*The problem*:
Edit the records, starting at the beginning and ending at the line that contains "chart-title: 第四届全国供应链大赛 <box>884". Change every "bar" to "column", leave everything else unchanged, and output only that span.
### Raw records ###
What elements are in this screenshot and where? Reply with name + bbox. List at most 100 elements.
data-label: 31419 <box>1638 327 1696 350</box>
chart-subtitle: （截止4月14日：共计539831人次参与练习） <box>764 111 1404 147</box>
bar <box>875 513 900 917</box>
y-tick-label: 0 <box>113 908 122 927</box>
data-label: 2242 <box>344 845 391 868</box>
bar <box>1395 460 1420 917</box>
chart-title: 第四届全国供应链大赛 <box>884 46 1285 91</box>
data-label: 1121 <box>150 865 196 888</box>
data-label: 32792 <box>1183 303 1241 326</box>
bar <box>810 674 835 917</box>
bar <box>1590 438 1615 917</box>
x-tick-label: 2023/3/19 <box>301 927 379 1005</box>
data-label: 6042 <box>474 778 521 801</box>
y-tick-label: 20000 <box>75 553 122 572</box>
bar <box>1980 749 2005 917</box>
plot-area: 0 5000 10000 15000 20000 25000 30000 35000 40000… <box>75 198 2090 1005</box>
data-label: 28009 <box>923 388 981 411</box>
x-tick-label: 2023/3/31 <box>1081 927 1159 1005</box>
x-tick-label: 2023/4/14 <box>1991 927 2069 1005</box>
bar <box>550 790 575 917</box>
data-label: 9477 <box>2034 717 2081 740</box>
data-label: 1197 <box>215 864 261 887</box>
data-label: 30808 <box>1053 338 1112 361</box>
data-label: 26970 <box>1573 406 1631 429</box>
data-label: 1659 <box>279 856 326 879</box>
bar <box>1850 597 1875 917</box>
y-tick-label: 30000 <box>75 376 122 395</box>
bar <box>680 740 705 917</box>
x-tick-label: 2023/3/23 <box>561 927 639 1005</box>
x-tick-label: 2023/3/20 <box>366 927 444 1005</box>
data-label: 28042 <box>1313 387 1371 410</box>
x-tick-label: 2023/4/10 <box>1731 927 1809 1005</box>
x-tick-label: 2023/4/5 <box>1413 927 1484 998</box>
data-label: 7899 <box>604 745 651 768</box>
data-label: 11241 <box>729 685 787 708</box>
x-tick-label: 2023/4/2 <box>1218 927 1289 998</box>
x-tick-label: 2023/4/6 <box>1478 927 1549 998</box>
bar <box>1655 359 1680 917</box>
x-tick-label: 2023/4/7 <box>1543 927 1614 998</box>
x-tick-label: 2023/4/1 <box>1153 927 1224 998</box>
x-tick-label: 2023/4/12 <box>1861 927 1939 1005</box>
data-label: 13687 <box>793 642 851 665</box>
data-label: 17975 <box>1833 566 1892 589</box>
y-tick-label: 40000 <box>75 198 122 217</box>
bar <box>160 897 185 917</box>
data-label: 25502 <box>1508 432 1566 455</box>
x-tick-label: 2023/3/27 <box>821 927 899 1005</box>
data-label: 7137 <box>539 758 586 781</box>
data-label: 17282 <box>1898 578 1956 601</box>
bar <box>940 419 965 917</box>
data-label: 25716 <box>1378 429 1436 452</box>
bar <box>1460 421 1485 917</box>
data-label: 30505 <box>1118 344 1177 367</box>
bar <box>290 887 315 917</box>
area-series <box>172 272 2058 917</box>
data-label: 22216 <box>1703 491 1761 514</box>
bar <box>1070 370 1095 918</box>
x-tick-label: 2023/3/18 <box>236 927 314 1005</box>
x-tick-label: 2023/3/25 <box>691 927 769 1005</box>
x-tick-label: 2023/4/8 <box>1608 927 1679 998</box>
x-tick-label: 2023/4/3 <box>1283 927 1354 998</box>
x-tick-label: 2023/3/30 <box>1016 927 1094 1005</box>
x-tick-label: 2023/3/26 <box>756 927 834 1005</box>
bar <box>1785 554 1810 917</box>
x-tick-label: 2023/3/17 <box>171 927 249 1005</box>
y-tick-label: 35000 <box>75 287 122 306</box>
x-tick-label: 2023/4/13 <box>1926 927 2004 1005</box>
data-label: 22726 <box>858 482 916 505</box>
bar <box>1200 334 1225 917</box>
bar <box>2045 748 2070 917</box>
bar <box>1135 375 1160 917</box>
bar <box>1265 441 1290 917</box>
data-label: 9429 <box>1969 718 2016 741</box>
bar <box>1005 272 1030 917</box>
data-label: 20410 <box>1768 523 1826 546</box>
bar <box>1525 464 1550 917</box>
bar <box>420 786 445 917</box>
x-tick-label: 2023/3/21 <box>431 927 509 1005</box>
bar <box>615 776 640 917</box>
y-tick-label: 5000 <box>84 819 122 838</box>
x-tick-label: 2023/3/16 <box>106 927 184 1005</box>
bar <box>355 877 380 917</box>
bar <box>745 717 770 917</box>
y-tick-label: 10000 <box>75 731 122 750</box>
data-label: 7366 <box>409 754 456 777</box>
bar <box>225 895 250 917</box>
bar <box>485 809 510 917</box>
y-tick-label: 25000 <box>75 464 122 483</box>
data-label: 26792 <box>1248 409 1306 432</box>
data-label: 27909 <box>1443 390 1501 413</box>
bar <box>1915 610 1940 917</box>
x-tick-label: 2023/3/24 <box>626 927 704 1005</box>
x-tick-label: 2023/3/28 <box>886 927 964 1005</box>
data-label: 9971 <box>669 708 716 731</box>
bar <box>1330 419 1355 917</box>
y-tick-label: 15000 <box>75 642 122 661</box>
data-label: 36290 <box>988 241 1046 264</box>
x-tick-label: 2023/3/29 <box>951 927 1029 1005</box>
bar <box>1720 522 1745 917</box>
###
*Answer below*:
What elements are in this screenshot and where? Reply with name + bbox. List at most 100 elements.
data-label: 31419 <box>1638 327 1696 350</box>
chart-subtitle: （截止4月14日：共计539831人次参与练习） <box>764 111 1404 147</box>
column <box>875 513 900 917</box>
y-tick-label: 0 <box>113 908 122 927</box>
data-label: 2242 <box>344 845 391 868</box>
column <box>1395 460 1420 917</box>
chart-title: 第四届全国供应链大赛 <box>884 46 1285 91</box>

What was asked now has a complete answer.